Exercise: Look through the material and copy each line holding "Thursday".

[Stored records]
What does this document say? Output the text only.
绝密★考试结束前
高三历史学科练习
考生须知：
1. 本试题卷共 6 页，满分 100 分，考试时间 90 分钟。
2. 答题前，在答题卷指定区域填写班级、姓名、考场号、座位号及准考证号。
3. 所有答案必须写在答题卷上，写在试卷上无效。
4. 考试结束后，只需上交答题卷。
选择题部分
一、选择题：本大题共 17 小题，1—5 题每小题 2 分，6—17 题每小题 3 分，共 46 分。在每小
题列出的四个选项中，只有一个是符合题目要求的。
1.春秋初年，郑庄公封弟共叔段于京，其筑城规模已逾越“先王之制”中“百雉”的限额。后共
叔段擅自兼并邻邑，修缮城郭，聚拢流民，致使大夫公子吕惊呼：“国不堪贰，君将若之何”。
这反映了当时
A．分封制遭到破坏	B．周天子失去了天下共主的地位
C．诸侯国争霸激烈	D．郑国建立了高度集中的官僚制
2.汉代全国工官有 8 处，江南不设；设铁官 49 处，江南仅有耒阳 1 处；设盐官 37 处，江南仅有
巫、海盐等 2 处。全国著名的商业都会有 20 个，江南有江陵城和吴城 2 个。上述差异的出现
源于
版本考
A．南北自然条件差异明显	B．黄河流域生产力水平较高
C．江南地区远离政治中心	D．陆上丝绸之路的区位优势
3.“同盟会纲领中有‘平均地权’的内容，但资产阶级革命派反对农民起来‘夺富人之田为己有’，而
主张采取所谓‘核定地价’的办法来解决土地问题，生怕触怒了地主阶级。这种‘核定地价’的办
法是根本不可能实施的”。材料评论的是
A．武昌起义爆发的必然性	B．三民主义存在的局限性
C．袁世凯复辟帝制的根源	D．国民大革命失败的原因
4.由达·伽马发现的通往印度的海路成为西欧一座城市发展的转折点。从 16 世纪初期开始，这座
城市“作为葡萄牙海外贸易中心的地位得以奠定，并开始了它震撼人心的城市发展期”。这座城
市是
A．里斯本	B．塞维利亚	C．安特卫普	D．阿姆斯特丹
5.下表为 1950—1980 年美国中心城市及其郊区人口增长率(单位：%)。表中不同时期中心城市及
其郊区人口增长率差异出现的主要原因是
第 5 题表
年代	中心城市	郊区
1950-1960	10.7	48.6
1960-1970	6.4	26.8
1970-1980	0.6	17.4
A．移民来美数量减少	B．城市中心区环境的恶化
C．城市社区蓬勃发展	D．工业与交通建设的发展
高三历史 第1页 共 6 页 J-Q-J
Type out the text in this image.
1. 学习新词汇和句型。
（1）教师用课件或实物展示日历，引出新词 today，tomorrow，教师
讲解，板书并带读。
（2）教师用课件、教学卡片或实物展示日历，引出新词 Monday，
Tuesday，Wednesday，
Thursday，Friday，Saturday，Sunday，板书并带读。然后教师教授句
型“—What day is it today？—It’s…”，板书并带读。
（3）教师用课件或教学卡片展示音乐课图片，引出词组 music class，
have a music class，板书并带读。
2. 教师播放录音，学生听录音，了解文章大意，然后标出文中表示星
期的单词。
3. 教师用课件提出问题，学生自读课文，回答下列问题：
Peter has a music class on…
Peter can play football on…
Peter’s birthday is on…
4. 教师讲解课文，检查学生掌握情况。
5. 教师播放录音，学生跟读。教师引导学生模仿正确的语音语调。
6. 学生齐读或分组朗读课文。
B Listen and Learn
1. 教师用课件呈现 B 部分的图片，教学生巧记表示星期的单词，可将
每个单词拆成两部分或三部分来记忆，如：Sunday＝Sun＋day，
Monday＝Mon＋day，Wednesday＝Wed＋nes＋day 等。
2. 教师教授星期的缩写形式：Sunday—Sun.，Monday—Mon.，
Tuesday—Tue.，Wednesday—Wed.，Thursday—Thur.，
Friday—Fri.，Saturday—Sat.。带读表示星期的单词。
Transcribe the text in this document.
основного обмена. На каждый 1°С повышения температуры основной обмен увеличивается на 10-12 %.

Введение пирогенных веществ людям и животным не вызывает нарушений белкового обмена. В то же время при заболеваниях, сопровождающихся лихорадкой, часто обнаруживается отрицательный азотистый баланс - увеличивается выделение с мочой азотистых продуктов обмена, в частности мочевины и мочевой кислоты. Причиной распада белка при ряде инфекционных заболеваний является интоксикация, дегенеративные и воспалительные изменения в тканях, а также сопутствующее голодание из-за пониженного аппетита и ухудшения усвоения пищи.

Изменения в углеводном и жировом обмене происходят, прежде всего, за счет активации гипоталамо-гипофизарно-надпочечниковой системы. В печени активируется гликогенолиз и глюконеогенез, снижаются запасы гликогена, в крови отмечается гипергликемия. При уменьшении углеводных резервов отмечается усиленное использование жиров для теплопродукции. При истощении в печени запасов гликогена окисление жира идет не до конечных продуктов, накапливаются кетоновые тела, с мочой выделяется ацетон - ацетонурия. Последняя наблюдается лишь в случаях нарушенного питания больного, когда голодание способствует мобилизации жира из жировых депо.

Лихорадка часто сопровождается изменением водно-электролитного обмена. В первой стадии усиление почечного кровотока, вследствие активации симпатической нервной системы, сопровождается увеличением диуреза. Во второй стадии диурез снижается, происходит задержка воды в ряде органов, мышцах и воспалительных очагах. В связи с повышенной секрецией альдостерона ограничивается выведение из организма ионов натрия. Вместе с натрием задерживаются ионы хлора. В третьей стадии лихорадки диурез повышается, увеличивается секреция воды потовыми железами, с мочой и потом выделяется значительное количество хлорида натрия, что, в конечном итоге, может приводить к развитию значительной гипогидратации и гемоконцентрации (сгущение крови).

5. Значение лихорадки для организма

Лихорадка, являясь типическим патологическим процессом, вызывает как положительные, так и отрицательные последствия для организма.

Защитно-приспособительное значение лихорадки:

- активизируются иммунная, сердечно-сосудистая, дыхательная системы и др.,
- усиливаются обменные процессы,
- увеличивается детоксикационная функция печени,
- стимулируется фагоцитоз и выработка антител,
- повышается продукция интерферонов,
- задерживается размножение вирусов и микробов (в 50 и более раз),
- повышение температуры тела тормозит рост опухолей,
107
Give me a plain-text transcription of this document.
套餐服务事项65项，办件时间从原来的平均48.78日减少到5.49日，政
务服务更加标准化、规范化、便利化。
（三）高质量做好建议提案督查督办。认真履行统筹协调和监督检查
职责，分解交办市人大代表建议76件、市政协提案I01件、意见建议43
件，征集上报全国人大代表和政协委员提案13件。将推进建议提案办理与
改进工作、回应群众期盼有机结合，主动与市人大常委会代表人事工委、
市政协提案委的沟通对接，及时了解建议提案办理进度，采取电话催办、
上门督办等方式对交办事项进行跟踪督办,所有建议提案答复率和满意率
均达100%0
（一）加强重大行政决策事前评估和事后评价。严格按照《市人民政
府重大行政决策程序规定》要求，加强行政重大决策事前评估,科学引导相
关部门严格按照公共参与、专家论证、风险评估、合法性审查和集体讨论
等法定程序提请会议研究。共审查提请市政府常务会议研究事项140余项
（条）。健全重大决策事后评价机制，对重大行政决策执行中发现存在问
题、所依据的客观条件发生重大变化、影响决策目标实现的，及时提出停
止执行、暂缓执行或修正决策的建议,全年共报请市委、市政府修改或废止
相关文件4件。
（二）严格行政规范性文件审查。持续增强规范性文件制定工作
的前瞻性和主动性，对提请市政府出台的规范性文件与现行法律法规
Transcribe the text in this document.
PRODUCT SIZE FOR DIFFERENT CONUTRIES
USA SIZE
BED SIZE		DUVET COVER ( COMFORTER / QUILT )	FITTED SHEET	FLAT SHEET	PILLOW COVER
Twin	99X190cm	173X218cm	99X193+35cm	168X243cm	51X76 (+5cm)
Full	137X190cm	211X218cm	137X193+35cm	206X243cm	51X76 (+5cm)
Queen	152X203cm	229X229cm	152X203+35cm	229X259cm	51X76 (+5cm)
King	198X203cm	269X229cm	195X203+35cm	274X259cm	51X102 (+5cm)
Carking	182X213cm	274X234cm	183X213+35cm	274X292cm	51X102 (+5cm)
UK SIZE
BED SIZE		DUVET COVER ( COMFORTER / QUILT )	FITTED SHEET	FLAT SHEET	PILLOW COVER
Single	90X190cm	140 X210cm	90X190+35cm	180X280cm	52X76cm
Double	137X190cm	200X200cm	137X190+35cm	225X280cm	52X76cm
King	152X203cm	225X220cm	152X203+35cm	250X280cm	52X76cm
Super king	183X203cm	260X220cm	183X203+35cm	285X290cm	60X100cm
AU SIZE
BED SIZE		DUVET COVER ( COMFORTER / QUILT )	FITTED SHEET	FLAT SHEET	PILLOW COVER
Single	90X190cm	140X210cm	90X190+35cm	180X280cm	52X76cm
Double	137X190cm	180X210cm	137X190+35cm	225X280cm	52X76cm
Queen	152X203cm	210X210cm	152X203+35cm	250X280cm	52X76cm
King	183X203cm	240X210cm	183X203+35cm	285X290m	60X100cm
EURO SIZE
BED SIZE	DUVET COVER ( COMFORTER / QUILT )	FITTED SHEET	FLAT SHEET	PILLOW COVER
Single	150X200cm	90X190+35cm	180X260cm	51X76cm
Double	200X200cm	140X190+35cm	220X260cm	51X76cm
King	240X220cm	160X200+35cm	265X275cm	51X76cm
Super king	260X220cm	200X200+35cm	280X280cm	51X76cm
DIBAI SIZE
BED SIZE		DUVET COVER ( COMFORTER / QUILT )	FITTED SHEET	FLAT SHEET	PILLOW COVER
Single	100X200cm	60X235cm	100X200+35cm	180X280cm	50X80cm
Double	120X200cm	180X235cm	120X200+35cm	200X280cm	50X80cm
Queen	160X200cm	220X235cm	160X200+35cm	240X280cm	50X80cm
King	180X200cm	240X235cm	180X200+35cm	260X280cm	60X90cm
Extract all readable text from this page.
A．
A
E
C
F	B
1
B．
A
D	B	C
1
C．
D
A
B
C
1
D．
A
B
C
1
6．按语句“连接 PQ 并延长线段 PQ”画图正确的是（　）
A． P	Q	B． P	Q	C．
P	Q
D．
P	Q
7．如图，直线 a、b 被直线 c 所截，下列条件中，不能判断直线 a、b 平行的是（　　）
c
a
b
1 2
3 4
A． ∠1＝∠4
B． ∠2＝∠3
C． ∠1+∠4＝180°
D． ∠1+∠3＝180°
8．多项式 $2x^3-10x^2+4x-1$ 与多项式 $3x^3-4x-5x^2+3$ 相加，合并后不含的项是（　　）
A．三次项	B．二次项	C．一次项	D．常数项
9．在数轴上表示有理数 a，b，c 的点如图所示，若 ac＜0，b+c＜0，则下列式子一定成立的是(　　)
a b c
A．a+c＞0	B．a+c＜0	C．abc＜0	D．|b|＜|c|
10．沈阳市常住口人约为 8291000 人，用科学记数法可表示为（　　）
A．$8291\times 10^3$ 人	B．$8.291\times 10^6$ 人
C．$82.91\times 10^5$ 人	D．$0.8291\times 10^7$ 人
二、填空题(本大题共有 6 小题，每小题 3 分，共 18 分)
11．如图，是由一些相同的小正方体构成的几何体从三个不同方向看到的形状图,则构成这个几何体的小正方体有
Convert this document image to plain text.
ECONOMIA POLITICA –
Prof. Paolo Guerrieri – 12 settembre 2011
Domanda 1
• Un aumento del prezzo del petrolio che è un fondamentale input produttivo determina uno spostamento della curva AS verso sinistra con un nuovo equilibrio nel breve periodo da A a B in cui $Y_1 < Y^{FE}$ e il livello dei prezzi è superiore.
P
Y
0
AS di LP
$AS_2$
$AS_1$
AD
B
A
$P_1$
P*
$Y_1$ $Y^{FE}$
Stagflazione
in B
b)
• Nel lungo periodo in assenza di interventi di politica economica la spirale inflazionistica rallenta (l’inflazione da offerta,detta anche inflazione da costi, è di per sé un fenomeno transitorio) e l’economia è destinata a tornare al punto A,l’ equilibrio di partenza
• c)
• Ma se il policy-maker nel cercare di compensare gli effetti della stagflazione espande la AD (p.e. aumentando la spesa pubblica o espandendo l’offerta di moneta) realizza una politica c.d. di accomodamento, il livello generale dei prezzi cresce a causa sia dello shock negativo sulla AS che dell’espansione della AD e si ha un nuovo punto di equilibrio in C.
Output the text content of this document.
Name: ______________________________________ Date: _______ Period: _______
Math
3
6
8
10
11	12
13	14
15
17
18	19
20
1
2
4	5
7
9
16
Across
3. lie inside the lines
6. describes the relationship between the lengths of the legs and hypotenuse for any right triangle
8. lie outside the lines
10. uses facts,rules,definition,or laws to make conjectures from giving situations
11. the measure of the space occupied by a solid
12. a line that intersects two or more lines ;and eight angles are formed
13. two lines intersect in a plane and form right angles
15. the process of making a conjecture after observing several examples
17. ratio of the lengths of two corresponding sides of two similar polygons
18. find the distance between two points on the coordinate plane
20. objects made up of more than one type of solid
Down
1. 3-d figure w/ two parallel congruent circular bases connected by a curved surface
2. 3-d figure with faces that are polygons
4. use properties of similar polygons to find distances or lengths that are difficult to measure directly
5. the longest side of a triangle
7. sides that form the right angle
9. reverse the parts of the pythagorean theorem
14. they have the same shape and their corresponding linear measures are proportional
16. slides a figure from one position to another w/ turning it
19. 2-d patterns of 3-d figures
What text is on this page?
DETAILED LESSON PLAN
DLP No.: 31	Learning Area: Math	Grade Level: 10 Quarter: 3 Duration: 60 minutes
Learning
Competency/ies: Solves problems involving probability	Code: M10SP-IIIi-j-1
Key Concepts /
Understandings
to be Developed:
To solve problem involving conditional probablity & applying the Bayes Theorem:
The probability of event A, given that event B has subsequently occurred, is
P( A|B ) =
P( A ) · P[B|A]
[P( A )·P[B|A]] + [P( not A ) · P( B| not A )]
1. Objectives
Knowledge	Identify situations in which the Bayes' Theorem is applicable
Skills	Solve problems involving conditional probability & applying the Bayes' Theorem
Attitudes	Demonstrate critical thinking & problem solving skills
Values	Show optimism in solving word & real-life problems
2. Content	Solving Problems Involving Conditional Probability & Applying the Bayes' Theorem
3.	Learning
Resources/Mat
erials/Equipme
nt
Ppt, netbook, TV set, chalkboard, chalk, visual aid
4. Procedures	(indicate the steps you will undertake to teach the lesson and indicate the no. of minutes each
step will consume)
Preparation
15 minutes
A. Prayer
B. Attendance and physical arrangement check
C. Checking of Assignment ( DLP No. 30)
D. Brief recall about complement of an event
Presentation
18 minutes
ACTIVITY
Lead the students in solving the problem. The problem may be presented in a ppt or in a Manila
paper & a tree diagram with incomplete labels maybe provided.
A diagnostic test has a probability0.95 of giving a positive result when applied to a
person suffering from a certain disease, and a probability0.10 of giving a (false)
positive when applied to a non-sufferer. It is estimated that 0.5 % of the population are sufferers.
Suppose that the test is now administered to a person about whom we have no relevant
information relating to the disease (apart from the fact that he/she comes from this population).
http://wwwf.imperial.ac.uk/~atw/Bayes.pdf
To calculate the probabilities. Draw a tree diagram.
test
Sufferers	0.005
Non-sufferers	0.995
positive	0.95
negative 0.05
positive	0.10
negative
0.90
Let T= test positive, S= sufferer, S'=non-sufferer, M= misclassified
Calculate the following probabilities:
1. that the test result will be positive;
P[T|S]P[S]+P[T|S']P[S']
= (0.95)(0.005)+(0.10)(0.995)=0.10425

Written response:
Thursday，Friday，Saturday，Sunday，板书并带读。然后教师教授句
Tuesday—Tue.，Wednesday—Wed.，Thursday—Thur.，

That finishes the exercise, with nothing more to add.